** Objective **
Scan the records below. List lines holding "altre".

|---|

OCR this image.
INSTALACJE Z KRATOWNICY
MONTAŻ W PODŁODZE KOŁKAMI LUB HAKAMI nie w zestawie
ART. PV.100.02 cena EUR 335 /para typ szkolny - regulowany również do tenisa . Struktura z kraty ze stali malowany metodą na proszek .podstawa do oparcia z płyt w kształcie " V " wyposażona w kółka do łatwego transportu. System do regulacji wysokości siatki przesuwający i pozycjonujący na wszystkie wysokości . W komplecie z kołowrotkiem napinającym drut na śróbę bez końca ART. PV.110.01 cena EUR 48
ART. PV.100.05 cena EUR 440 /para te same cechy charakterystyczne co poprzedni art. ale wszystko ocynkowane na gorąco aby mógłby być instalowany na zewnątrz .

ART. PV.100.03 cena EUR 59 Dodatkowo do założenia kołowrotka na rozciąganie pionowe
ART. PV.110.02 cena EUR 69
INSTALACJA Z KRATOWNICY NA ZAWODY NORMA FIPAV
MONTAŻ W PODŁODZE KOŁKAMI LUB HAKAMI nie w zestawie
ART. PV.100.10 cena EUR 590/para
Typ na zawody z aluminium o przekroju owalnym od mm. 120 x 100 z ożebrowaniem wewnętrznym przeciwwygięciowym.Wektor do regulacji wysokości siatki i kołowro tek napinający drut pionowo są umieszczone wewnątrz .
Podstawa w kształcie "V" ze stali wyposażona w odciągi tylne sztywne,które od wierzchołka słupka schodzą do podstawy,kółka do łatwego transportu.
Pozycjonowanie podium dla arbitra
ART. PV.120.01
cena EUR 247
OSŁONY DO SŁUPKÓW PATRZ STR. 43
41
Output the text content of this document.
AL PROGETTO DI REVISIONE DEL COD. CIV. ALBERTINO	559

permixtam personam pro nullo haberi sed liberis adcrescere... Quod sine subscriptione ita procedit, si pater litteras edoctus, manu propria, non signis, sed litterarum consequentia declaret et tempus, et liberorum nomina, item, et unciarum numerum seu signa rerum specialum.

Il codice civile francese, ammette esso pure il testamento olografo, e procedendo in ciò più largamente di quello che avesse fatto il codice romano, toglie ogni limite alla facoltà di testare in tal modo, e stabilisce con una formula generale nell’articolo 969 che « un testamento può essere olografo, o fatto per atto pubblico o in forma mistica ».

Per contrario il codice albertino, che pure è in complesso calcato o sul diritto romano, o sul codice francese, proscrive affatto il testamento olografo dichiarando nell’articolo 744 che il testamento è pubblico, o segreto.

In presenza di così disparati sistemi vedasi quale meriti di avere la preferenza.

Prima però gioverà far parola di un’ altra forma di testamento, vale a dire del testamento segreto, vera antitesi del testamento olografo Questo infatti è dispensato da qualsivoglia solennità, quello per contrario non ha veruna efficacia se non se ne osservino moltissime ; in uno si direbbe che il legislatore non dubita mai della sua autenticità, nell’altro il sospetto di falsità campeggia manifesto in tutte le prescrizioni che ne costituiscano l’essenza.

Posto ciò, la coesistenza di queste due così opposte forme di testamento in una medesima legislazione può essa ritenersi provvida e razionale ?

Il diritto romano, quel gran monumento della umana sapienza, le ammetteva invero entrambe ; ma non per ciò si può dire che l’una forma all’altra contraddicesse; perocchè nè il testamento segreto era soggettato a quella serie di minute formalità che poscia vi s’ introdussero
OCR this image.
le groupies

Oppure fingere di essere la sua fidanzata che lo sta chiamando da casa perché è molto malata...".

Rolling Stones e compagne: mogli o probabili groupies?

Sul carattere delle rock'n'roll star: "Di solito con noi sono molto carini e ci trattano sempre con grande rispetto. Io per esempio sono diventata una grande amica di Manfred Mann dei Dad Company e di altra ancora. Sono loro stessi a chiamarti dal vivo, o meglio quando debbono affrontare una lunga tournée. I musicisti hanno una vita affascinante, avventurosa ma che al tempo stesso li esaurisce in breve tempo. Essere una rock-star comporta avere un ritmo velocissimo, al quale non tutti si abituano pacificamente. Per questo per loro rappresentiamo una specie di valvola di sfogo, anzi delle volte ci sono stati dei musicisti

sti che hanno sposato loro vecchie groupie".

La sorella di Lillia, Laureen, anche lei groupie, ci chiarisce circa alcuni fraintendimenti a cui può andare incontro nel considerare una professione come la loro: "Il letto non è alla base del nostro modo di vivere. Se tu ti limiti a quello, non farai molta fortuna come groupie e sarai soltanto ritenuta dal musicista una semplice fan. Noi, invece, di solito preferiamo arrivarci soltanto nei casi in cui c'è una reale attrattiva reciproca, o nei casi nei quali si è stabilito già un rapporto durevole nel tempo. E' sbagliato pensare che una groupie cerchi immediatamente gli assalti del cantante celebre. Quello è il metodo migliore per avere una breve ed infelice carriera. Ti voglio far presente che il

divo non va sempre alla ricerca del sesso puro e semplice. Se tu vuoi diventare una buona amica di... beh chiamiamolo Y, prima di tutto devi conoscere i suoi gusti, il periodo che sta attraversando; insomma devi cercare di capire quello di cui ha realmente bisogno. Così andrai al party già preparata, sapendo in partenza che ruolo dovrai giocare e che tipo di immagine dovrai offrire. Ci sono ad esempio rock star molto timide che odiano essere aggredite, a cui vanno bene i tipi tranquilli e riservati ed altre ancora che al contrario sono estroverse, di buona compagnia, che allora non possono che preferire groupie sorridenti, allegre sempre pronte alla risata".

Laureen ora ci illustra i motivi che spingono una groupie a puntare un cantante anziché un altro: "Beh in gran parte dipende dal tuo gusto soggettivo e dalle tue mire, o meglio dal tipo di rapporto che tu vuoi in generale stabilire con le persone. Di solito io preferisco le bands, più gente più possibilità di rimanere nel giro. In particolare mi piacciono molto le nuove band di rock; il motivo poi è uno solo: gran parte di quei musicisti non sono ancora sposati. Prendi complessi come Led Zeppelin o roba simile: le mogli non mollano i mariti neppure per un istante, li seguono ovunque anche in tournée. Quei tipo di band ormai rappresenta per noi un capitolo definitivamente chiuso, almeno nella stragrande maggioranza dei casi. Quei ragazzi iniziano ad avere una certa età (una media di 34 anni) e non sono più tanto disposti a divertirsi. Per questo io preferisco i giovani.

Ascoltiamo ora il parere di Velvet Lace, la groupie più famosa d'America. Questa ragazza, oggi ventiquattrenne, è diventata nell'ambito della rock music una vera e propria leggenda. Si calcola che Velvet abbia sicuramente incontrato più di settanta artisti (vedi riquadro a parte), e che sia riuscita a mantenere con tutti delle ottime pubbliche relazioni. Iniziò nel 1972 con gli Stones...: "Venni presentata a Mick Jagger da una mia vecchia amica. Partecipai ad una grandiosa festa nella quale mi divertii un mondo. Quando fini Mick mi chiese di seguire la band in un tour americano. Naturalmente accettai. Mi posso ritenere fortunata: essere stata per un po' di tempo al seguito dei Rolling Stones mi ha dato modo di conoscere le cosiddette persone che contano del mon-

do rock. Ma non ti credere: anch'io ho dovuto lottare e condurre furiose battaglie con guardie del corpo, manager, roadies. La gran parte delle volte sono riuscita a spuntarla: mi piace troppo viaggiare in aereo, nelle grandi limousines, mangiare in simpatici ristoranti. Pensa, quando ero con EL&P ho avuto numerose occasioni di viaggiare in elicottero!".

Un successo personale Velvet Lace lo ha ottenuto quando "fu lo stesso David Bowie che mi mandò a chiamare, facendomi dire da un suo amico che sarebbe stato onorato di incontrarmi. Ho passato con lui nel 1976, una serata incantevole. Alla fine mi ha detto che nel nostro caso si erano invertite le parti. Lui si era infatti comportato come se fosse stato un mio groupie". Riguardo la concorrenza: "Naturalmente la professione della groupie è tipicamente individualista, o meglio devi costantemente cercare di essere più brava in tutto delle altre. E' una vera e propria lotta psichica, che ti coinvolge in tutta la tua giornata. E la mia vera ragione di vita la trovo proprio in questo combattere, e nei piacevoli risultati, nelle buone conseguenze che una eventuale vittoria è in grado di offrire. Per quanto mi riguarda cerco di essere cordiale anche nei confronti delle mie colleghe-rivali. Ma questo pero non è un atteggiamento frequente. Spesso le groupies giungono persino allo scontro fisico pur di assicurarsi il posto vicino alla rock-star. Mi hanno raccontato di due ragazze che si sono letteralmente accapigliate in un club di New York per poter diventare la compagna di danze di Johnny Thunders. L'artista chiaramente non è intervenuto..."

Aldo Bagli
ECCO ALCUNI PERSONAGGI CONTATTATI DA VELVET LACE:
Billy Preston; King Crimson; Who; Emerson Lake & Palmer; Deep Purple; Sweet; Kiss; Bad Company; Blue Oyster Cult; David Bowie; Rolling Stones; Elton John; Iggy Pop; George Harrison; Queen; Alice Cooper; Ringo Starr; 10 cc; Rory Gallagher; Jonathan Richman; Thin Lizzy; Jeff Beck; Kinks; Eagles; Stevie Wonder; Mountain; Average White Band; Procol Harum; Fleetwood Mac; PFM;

|---|

** Answer to this exercise **
divo non va sempre alla ricerca del sesso puro e semplice. Se tu vuoi diventare una buona amica di... beh chiamiamolo Y, prima di tutto devi conoscere i suoi gusti, il periodo che sta attraversando; insomma devi cercare di capire quello di cui ha realmente bisogno. Così andrai al party già preparata, sapendo in partenza che ruolo dovrai giocare e che tipo di immagine dovrai offrire. Ci sono ad esempio rock star molto timide che odiano essere aggredite, a cui vanno bene i tipi tranquilli e riservati ed altre ancora che al contrario sono estroverse, di buona compagnia, che allora non possono che preferire groupie sorridenti, allegre sempre pronte alla risata".
Un successo personale Velvet Lace lo ha ottenuto quando "fu lo stesso David Bowie che mi mandò a chiamare, facendomi dire da un suo amico che sarebbe stato onorato di incontrarmi. Ho passato con lui nel 1976, una serata incantevole. Alla fine mi ha detto che nel nostro caso si erano invertite le parti. Lui si era infatti comportato come se fosse stato un mio groupie". Riguardo la concorrenza: "Naturalmente la professione della groupie è tipicamente individualista, o meglio devi costantemente cercare di essere più brava in tutto delle altre. E' una vera e propria lotta psichica, che ti coinvolge in tutta la tua giornata. E la mia vera ragione di vita la trovo proprio in questo combattere, e nei piacevoli risultati, nelle buone conseguenze che una eventuale vittoria è in grado di offrire. Per quanto mi riguarda cerco di essere cordiale anche nei confronti delle mie colleghe-rivali. Ma questo pero non è un atteggiamento frequente. Spesso le groupies giungono persino allo scontro fisico pur di assicurarsi il posto vicino alla rock-star. Mi hanno raccontato di due ragazze che si sono letteralmente accapigliate in un club di New York per poter diventare la compagna di danze di Johnny Thunders. L'artista chiaramente non è intervenuto..."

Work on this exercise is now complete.